What the exercise asks =>
The whole of the data is to be duplicated precisely.

━━━ Input material

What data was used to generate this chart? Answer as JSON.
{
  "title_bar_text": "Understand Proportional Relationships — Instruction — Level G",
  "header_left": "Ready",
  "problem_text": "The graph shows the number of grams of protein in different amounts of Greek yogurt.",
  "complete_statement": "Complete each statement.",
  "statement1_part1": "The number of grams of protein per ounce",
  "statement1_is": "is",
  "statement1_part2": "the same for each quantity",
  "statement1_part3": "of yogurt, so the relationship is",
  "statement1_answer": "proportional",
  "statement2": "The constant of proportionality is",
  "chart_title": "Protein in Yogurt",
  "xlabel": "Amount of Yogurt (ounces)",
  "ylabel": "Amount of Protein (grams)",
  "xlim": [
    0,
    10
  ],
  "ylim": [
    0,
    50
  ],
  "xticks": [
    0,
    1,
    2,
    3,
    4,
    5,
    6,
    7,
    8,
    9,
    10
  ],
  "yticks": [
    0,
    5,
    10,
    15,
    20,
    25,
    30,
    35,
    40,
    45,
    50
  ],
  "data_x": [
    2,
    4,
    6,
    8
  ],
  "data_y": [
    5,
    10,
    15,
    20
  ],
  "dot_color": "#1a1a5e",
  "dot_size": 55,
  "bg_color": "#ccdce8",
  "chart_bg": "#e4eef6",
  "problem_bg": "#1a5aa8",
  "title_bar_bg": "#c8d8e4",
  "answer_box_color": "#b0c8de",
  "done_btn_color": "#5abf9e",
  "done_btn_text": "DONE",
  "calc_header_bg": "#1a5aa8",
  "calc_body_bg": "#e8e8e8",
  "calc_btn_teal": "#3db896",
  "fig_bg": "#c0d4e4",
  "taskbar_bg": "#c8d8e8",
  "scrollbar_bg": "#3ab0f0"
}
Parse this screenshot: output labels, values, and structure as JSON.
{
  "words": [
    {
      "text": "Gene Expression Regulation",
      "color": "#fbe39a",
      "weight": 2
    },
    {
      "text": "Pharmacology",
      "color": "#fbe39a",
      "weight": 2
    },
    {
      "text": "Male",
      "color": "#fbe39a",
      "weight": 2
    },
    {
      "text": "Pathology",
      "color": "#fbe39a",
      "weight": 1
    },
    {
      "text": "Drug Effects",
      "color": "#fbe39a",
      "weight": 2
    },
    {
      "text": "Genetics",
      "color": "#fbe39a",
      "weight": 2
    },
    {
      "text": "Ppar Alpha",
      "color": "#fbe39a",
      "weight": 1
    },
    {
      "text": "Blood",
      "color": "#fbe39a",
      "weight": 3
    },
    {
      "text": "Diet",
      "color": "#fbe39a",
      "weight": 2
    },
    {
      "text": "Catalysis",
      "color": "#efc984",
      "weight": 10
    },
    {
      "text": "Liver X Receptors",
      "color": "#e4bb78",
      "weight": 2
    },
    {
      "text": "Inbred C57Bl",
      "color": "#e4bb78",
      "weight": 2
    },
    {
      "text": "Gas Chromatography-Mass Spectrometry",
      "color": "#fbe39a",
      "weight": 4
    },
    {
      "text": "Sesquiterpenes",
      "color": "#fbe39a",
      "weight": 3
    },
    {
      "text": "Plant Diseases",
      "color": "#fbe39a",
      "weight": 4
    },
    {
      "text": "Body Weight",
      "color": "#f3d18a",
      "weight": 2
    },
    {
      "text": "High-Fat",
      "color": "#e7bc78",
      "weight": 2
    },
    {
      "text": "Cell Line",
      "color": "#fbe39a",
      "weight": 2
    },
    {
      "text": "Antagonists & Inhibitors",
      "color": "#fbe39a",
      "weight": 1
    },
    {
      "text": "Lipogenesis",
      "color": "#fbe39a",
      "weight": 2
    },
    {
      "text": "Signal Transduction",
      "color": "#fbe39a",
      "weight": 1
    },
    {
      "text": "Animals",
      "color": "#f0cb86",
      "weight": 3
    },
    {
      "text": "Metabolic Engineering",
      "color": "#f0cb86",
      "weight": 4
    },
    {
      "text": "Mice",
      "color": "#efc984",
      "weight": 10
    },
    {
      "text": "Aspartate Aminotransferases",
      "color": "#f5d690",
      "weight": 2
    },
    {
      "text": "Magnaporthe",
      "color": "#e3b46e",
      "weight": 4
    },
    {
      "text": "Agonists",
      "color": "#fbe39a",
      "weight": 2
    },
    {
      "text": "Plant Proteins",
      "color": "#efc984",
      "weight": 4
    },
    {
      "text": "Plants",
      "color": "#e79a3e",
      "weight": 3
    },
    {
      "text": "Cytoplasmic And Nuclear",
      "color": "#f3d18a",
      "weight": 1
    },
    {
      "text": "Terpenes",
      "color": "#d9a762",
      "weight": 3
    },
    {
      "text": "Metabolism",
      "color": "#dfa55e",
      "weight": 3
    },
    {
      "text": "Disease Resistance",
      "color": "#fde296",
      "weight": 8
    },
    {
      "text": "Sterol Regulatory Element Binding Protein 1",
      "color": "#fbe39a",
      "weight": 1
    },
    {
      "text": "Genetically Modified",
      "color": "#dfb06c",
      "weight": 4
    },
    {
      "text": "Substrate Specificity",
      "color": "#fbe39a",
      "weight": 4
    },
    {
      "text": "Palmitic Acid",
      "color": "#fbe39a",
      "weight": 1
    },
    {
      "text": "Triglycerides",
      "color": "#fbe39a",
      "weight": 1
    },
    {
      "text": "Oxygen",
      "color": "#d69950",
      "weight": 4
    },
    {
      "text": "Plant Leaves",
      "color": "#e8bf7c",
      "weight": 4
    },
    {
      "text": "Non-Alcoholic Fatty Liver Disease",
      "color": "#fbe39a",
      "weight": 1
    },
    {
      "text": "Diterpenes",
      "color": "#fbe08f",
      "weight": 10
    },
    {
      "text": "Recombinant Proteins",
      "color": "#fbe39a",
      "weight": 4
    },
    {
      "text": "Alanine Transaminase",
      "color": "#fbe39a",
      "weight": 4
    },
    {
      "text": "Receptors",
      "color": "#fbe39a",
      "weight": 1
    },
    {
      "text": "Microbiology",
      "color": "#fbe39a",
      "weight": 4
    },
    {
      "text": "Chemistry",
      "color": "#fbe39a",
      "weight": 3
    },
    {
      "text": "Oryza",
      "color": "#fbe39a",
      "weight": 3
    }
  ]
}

━━━━━━

Response area =>
What data was used to generate this chart? Answer as JSON.
{
  "title_bar_text": "Understand Proportional Relationships — Instruction — Level G",
  "header_left": "Ready",
  "problem_text": "The graph shows the number of grams of protein in different amounts of Greek yogurt.",
  "complete_statement": "Complete each statement.",
  "statement1_part1": "The number of grams of protein per ounce",
  "statement1_is": "is",
  "statement1_part2": "the same for each quantity",
  "statement1_part3": "of yogurt, so the relationship is",
  "statement1_answer": "proportional",
  "statement2": "The constant of proportionality is",
  "chart_title": "Protein in Yogurt",
  "xlabel": "Amount of Yogurt (ounces)",
  "ylabel": "Amount of Protein (grams)",
  "xlim": [
    0,
    10
  ],
  "ylim": [
    0,
    50
  ],
  "xticks": [
    0,
    1,
    2,
    3,
    4,
    5,
    6,
    7,
    8,
    9,
    10
  ],
  "yticks": [
    0,
    5,
    10,
    15,
    20,
    25,
    30,
    35,
    40,
    45,
    50
  ],
  "data_x": [
    2,
    4,
    6,
    8
  ],
  "data_y": [
    5,
    10,
    15,
    20
  ],
  "dot_color": "#1a1a5e",
  "dot_size": 55,
  "bg_color": "#ccdce8",
  "chart_bg": "#e4eef6",
  "problem_bg": "#1a5aa8",
  "title_bar_bg": "#c8d8e4",
  "answer_box_color": "#b0c8de",
  "done_btn_color": "#5abf9e",
  "done_btn_text": "DONE",
  "calc_header_bg": "#1a5aa8",
  "calc_body_bg": "#e8e8e8",
  "calc_btn_teal": "#3db896",
  "fig_bg": "#c0d4e4",
  "taskbar_bg": "#c8d8e8",
  "scrollbar_bg": "#3ab0f0"
}
Parse this screenshot: output labels, values, and structure as JSON.
{
  "words": [
    {
      "text": "Gene Expression Regulation",
      "color": "#fbe39a",
      "weight": 2
    },
    {
      "text": "Pharmacology",
      "color": "#fbe39a",
      "weight": 2
    },
    {
      "text": "Male",
      "color": "#fbe39a",
      "weight": 2
    },
    {
      "text": "Pathology",
      "color": "#fbe39a",
      "weight": 1
    },
    {
      "text": "Drug Effects",
      "color": "#fbe39a",
      "weight": 2
    },
    {
      "text": "Genetics",
      "color": "#fbe39a",
      "weight": 2
    },
    {
      "text": "Ppar Alpha",
      "color": "#fbe39a",
      "weight": 1
    },
    {
      "text": "Blood",
      "color": "#fbe39a",
      "weight": 3
    },
    {
      "text": "Diet",
      "color": "#fbe39a",
      "weight": 2
    },
    {
      "text": "Catalysis",
      "color": "#efc984",
      "weight": 10
    },
    {
      "text": "Liver X Receptors",
      "color": "#e4bb78",
      "weight": 2
    },
    {
      "text": "Inbred C57Bl",
      "color": "#e4bb78",
      "weight": 2
    },
    {
      "text": "Gas Chromatography-Mass Spectrometry",
      "color": "#fbe39a",
      "weight": 4
    },
    {
      "text": "Sesquiterpenes",
      "color": "#fbe39a",
      "weight": 3
    },
    {
      "text": "Plant Diseases",
      "color": "#fbe39a",
      "weight": 4
    },
    {
      "text": "Body Weight",
      "color": "#f3d18a",
      "weight": 2
    },
    {
      "text": "High-Fat",
      "color": "#e7bc78",
      "weight": 2
    },
    {
      "text": "Cell Line",
      "color": "#fbe39a",
      "weight": 2
    },
    {
      "text": "Antagonists & Inhibitors",
      "color": "#fbe39a",
      "weight": 1
    },
    {
      "text": "Lipogenesis",
      "color": "#fbe39a",
      "weight": 2
    },
    {
      "text": "Signal Transduction",
      "color": "#fbe39a",
      "weight": 1
    },
    {
      "text": "Animals",
      "color": "#f0cb86",
      "weight": 3
    },
    {
      "text": "Metabolic Engineering",
      "color": "#f0cb86",
      "weight": 4
    },
    {
      "text": "Mice",
      "color": "#efc984",
      "weight": 10
    },
    {
      "text": "Aspartate Aminotransferases",
      "color": "#f5d690",
      "weight": 2
    },
    {
      "text": "Magnaporthe",
      "color": "#e3b46e",
      "weight": 4
    },
    {
      "text": "Agonists",
      "color": "#fbe39a",
      "weight": 2
    },
    {
      "text": "Plant Proteins",
      "color": "#efc984",
      "weight": 4
    },
    {
      "text": "Plants",
      "color": "#e79a3e",
      "weight": 3
    },
    {
      "text": "Cytoplasmic And Nuclear",
      "color": "#f3d18a",
      "weight": 1
    },
    {
      "text": "Terpenes",
      "color": "#d9a762",
      "weight": 3
    },
    {
      "text": "Metabolism",
      "color": "#dfa55e",
      "weight": 3
    },
    {
      "text": "Disease Resistance",
      "color": "#fde296",
      "weight": 8
    },
    {
      "text": "Sterol Regulatory Element Binding Protein 1",
      "color": "#fbe39a",
      "weight": 1
    },
    {
      "text": "Genetically Modified",
      "color": "#dfb06c",
      "weight": 4
    },
    {
      "text": "Substrate Specificity",
      "color": "#fbe39a",
      "weight": 4
    },
    {
      "text": "Palmitic Acid",
      "color": "#fbe39a",
      "weight": 1
    },
    {
      "text": "Triglycerides",
      "color": "#fbe39a",
      "weight": 1
    },
    {
      "text": "Oxygen",
      "color": "#d69950",
      "weight": 4
    },
    {
      "text": "Plant Leaves",
      "color": "#e8bf7c",
      "weight": 4
    },
    {
      "text": "Non-Alcoholic Fatty Liver Disease",
      "color": "#fbe39a",
      "weight": 1
    },
    {
      "text": "Diterpenes",
      "color": "#fbe08f",
      "weight": 10
    },
    {
      "text": "Recombinant Proteins",
      "color": "#fbe39a",
      "weight": 4
    },
    {
      "text": "Alanine Transaminase",
      "color": "#fbe39a",
      "weight": 4
    },
    {
      "text": "Receptors",
      "color": "#fbe39a",
      "weight": 1
    },
    {
      "text": "Microbiology",
      "color": "#fbe39a",
      "weight": 4
    },
    {
      "text": "Chemistry",
      "color": "#fbe39a",
      "weight": 3
    },
    {
      "text": "Oryza",
      "color": "#fbe39a",
      "weight": 3
    }
  ]
}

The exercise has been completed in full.